Instructions for the task
Write the records below out in full, character for character, with no pictures.

= = = =

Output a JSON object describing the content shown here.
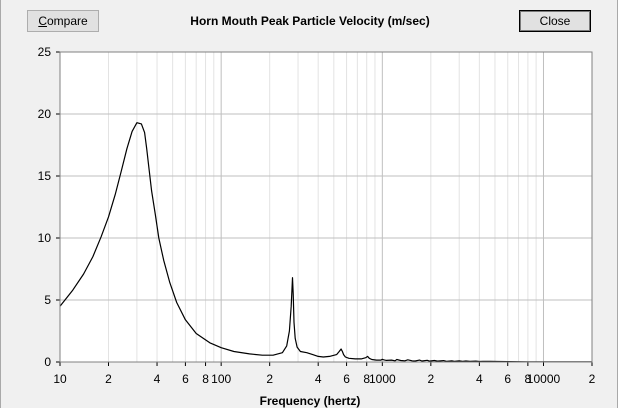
{
  "toolbar": {
    "compare_label": "Compare",
    "close_label": "Close"
  },
  "chart_data": {
    "type": "line",
    "title": "Horn Mouth Peak Particle Velocity (m/sec)",
    "xlabel": "Frequency (hertz)",
    "ylabel": "",
    "xscale": "log",
    "xlim": [
      10,
      20000
    ],
    "ylim": [
      0,
      25
    ],
    "grid": true,
    "yticks": [
      0,
      5,
      10,
      15,
      20,
      25
    ],
    "xtick_labels": [
      {
        "v": 10,
        "t": "10"
      },
      {
        "v": 20,
        "t": "2"
      },
      {
        "v": 40,
        "t": "4"
      },
      {
        "v": 60,
        "t": "6"
      },
      {
        "v": 80,
        "t": "8"
      },
      {
        "v": 100,
        "t": "100"
      },
      {
        "v": 200,
        "t": "2"
      },
      {
        "v": 400,
        "t": "4"
      },
      {
        "v": 600,
        "t": "6"
      },
      {
        "v": 800,
        "t": "8"
      },
      {
        "v": 1000,
        "t": "1000"
      },
      {
        "v": 2000,
        "t": "2"
      },
      {
        "v": 4000,
        "t": "4"
      },
      {
        "v": 6000,
        "t": "6"
      },
      {
        "v": 8000,
        "t": "8"
      },
      {
        "v": 10000,
        "t": "10000"
      },
      {
        "v": 20000,
        "t": "2"
      }
    ],
    "series": [
      {
        "color": "#000000",
        "x": [
          10,
          12,
          14,
          16,
          18,
          20,
          22,
          24,
          26,
          28,
          30,
          32,
          33.5,
          34.5,
          35.5,
          37,
          39,
          41,
          44,
          48,
          53,
          60,
          70,
          85,
          100,
          120,
          150,
          180,
          210,
          240,
          255,
          265,
          272,
          277,
          280,
          283,
          288,
          296,
          310,
          340,
          370,
          400,
          430,
          470,
          520,
          540,
          555,
          565,
          575,
          590,
          620,
          680,
          740,
          790,
          810,
          830,
          860,
          920,
          980,
          1000,
          1020,
          1060,
          1140,
          1200,
          1230,
          1300,
          1380,
          1440,
          1530,
          1600,
          1700,
          1760,
          1900,
          1960,
          2100,
          2200,
          2400,
          2500,
          2700,
          2800,
          3000,
          3150,
          3300,
          3500,
          3800,
          4000,
          4200,
          4700,
          5200,
          6000,
          8000,
          10000,
          15000,
          20000
        ],
        "y": [
          4.5,
          5.8,
          7.1,
          8.5,
          10.1,
          11.7,
          13.5,
          15.4,
          17.2,
          18.6,
          19.3,
          19.2,
          18.5,
          17.2,
          15.8,
          13.8,
          11.9,
          10.0,
          8.2,
          6.4,
          4.8,
          3.4,
          2.3,
          1.55,
          1.15,
          0.85,
          0.65,
          0.55,
          0.55,
          0.75,
          1.3,
          2.5,
          4.5,
          6.8,
          5.5,
          3.2,
          1.9,
          1.2,
          0.85,
          0.75,
          0.6,
          0.45,
          0.4,
          0.45,
          0.6,
          0.85,
          1.05,
          0.85,
          0.6,
          0.4,
          0.3,
          0.25,
          0.25,
          0.35,
          0.45,
          0.3,
          0.2,
          0.15,
          0.15,
          0.22,
          0.18,
          0.13,
          0.15,
          0.1,
          0.2,
          0.12,
          0.1,
          0.18,
          0.1,
          0.08,
          0.15,
          0.08,
          0.14,
          0.07,
          0.12,
          0.07,
          0.11,
          0.06,
          0.1,
          0.06,
          0.09,
          0.05,
          0.08,
          0.05,
          0.07,
          0.04,
          0.06,
          0.05,
          0.04,
          0.03,
          0.02,
          0.02,
          0.01,
          0.01
        ]
      }
    ]
  }
}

= = = =

Output for this task
Output a JSON object describing the content shown here.
{
  "toolbar": {
    "compare_label": "Compare",
    "close_label": "Close"
  },
  "chart_data": {
    "type": "line",
    "title": "Horn Mouth Peak Particle Velocity (m/sec)",
    "xlabel": "Frequency (hertz)",
    "ylabel": "",
    "xscale": "log",
    "xlim": [
      10,
      20000
    ],
    "ylim": [
      0,
      25
    ],
    "grid": true,
    "yticks": [
      0,
      5,
      10,
      15,
      20,
      25
    ],
    "xtick_labels": [
      {
        "v": 10,
        "t": "10"
      },
      {
        "v": 20,
        "t": "2"
      },
      {
        "v": 40,
        "t": "4"
      },
      {
        "v": 60,
        "t": "6"
      },
      {
        "v": 80,
        "t": "8"
      },
      {
        "v": 100,
        "t": "100"
      },
      {
        "v": 200,
        "t": "2"
      },
      {
        "v": 400,
        "t": "4"
      },
      {
        "v": 600,
        "t": "6"
      },
      {
        "v": 800,
        "t": "8"
      },
      {
        "v": 1000,
        "t": "1000"
      },
      {
        "v": 2000,
        "t": "2"
      },
      {
        "v": 4000,
        "t": "4"
      },
      {
        "v": 6000,
        "t": "6"
      },
      {
        "v": 8000,
        "t": "8"
      },
      {
        "v": 10000,
        "t": "10000"
      },
      {
        "v": 20000,
        "t": "2"
      }
    ],
    "series": [
      {
        "color": "#000000",
        "x": [
          10,
          12,
          14,
          16,
          18,
          20,
          22,
          24,
          26,
          28,
          30,
          32,
          33.5,
          34.5,
          35.5,
          37,
          39,
          41,
          44,
          48,
          53,
          60,
          70,
          85,
          100,
          120,
          150,
          180,
          210,
          240,
          255,
          265,
          272,
          277,
          280,
          283,
          288,
          296,
          310,
          340,
          370,
          400,
          430,
          470,
          520,
          540,
          555,
          565,
          575,
          590,
          620,
          680,
          740,
          790,
          810,
          830,
          860,
          920,
          980,
          1000,
          1020,
          1060,
          1140,
          1200,
          1230,
          1300,
          1380,
          1440,
          1530,
          1600,
          1700,
          1760,
          1900,
          1960,
          2100,
          2200,
          2400,
          2500,
          2700,
          2800,
          3000,
          3150,
          3300,
          3500,
          3800,
          4000,
          4200,
          4700,
          5200,
          6000,
          8000,
          10000,
          15000,
          20000
        ],
        "y": [
          4.5,
          5.8,
          7.1,
          8.5,
          10.1,
          11.7,
          13.5,
          15.4,
          17.2,
          18.6,
          19.3,
          19.2,
          18.5,
          17.2,
          15.8,
          13.8,
          11.9,
          10.0,
          8.2,
          6.4,
          4.8,
          3.4,
          2.3,
          1.55,
          1.15,
          0.85,
          0.65,
          0.55,
          0.55,
          0.75,
          1.3,
          2.5,
          4.5,
          6.8,
          5.5,
          3.2,
          1.9,
          1.2,
          0.85,
          0.75,
          0.6,
          0.45,
          0.4,
          0.45,
          0.6,
          0.85,
          1.05,
          0.85,
          0.6,
          0.4,
          0.3,
          0.25,
          0.25,
          0.35,
          0.45,
          0.3,
          0.2,
          0.15,
          0.15,
          0.22,
          0.18,
          0.13,
          0.15,
          0.1,
          0.2,
          0.12,
          0.1,
          0.18,
          0.1,
          0.08,
          0.15,
          0.08,
          0.14,
          0.07,
          0.12,
          0.07,
          0.11,
          0.06,
          0.1,
          0.06,
          0.09,
          0.05,
          0.08,
          0.05,
          0.07,
          0.04,
          0.06,
          0.05,
          0.04,
          0.03,
          0.02,
          0.02,
          0.01,
          0.01
        ]
      }
    ]
  }
}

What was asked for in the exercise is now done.